*WHAT TO WORK ON:* Using the forum thread on a SIG drop-in barrel, explain in one to three sentences why one reply advises buying a .357 SIG barrel rather than firing .357 SIG from the .40 S&W barrel.

*PAGE EXTRACT:*

• • •

# sig drop in barrel



## pacman (Jul 11, 2012)

Hello i am new here, have a question. back in the 90's I bought something For one of my sigs that i thought i had to have appearently didnt need it as bad as i thought because i was cleaning out my safe and found this barrel new still in package. I remember I bought it to convert my 229 to a 357sig. I was looking on the package and it says .40s&w barrel for sig 229. so my question is did they give me the wrong thing or does this work for the 357 sig? Thanks for your help.


----------



## chessail77 (Mar 15, 2011)

If it is marked .40 S&W then that is the caliber....JJ


----------



## pacman (Jul 11, 2012)

*.40 barrel*



chessail77 said:


> If it is marked .40 S&W then that is the caliber....JJ


I guess i should have been more clear. I know that is the caliber my question is will that work with the 357 sig also. I have had some conflicting info, some has said it would some has said no.


----------



## chessail77 (Mar 15, 2011)

It would require a .357 Sig barrel.......JJ


----------



## LefteeTris (Jul 1, 2012)

pacman said:


> I guess i should have been more clear. I know that is the caliber my question is will that work with the 357 sig also. I have had some conflicting info, some has said it would some has said no.


I have seen and shot a .357sig out of the .40sw barrel in a 229 and it was fine. (not my gun!) Since the bullets are so close everything functions proper. But they are CLOSE not perfect matches. It's extremely likely you can blow a hole in your hand if not worse by tryin this. You could get lucky (as I have) but it's far more likely you'll get hurt. Go to topgunsupply.com you can buy the .357 barrel and not hurt yourself!


----------



## LefteeTris (Jul 1, 2012)

Also buying the upper reciever and barrel to make it a .22 is awesome! So much $ saved on ammo and you can still get the thrill of shooting your favorite gun!


----------



## TomC (Sep 5, 2006)

I have two examples. I got a .357 SIG conversion slide and barrel for a 9mm 226, then got a .40 S&W barrel. The .40 barrel fit fine with no problems. I got a .357 SIG barrel for a .40 229 and the “drop in” barrel didn’t drop in. I had to carefully grind just a bit off the hood for it to fit. I fitted it and it shoots great, but it may or may not “drop in” for you.


----------

• • •

*GIVEN DATA:*
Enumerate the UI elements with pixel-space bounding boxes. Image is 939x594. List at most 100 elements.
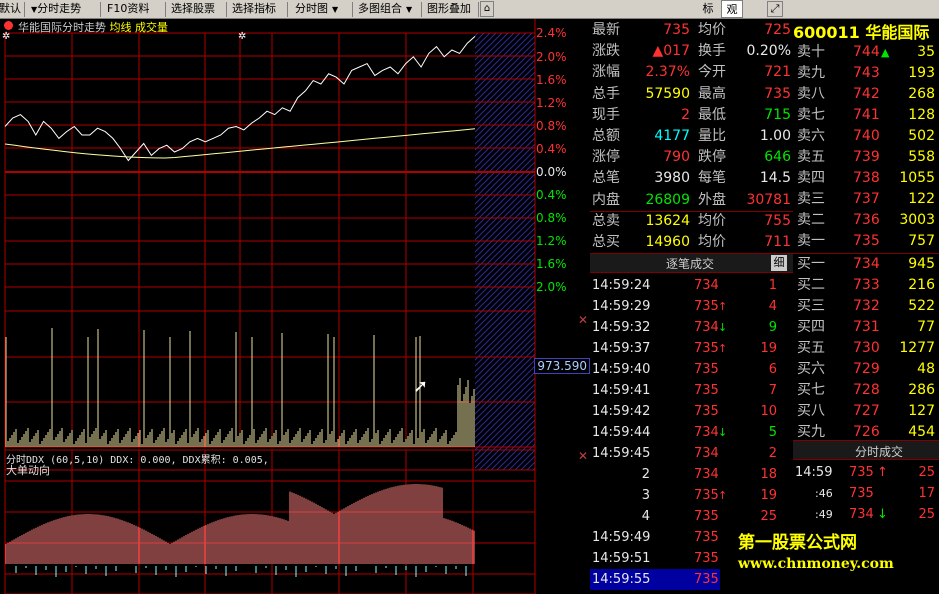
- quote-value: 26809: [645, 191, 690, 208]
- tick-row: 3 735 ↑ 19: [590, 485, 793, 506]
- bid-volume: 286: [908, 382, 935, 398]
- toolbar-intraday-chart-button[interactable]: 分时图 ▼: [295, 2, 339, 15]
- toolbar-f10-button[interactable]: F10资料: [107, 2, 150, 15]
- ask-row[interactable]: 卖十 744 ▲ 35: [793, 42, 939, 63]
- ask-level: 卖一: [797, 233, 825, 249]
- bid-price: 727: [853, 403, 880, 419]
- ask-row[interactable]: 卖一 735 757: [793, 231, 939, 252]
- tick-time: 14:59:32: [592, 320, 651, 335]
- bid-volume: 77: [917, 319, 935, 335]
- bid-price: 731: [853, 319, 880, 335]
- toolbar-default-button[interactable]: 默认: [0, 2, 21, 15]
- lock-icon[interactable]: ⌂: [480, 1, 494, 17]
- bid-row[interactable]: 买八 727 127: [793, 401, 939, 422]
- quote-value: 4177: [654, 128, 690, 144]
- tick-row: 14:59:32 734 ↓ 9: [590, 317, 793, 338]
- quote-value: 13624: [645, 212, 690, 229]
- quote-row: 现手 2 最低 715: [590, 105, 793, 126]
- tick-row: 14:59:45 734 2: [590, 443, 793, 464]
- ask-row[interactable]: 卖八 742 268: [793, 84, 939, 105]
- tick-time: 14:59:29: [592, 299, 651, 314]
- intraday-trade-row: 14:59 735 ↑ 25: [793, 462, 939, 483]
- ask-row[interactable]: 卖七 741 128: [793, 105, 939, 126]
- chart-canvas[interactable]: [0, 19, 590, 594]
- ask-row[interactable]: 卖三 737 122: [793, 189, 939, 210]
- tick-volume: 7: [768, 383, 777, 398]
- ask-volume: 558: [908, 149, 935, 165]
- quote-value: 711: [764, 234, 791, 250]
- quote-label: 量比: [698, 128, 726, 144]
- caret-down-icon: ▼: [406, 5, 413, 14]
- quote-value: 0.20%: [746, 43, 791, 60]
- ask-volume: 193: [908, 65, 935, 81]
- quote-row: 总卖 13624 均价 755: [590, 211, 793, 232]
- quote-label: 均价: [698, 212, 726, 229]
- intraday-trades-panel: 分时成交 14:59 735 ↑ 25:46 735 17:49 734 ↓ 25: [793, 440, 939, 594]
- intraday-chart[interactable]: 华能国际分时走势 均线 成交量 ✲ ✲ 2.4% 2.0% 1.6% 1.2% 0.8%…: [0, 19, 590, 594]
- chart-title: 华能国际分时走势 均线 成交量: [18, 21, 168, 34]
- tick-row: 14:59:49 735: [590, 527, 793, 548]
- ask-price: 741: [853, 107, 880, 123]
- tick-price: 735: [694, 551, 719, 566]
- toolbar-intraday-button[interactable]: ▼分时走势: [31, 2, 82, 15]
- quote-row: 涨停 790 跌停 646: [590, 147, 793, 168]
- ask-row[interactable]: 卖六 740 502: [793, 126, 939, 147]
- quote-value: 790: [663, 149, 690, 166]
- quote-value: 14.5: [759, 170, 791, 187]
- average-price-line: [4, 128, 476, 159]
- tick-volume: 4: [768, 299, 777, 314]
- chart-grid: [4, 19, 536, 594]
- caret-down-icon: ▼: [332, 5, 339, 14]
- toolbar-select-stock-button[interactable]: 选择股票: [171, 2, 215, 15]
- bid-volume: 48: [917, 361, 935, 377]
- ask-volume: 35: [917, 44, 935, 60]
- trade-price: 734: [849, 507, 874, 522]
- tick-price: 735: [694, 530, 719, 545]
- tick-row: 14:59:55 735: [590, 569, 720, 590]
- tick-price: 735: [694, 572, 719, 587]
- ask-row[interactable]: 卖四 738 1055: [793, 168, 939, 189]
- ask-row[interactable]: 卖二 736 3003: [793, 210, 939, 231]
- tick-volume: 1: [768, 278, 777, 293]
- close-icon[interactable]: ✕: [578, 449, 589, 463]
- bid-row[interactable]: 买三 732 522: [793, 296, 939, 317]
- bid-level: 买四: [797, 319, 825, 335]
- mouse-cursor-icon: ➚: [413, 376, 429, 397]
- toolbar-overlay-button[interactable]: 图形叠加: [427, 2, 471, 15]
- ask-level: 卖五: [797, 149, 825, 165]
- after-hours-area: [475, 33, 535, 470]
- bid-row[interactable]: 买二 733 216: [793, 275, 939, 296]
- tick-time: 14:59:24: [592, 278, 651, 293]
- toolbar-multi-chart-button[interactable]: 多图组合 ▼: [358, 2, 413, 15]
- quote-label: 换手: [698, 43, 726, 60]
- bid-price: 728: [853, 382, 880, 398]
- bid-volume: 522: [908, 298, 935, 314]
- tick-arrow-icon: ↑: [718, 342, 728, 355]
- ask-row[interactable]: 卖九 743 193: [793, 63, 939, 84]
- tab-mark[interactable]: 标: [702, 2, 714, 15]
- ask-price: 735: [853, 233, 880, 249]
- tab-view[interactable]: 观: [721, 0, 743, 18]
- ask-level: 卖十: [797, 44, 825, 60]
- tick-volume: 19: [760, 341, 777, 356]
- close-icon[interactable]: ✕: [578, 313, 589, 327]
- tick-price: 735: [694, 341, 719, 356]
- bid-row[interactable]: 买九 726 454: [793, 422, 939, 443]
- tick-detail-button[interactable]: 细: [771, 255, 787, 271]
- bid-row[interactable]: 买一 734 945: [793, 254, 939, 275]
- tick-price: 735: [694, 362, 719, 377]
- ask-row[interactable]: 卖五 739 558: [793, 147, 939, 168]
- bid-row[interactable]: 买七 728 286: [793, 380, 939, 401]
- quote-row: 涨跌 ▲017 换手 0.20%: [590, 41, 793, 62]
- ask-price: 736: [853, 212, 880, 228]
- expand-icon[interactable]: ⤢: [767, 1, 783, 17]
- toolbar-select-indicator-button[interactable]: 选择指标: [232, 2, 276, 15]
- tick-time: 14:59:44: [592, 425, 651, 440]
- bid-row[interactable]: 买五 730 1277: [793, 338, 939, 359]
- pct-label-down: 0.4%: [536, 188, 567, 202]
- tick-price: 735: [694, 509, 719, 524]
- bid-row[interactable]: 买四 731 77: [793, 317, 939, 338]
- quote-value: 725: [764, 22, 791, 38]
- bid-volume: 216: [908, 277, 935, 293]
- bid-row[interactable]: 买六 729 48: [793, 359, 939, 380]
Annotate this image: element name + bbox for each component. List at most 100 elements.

• • •

*ANSWER TO THIS PROBLEM:* The reply says the two bullets are close but not perfect matches, so firing .357 SIG from the .40 S&W barrel is extremely likely to blow a hole in the shooter's hand or cause worse harm. Although the writer saw it work once, getting hurt is described as far more likely than getting lucky.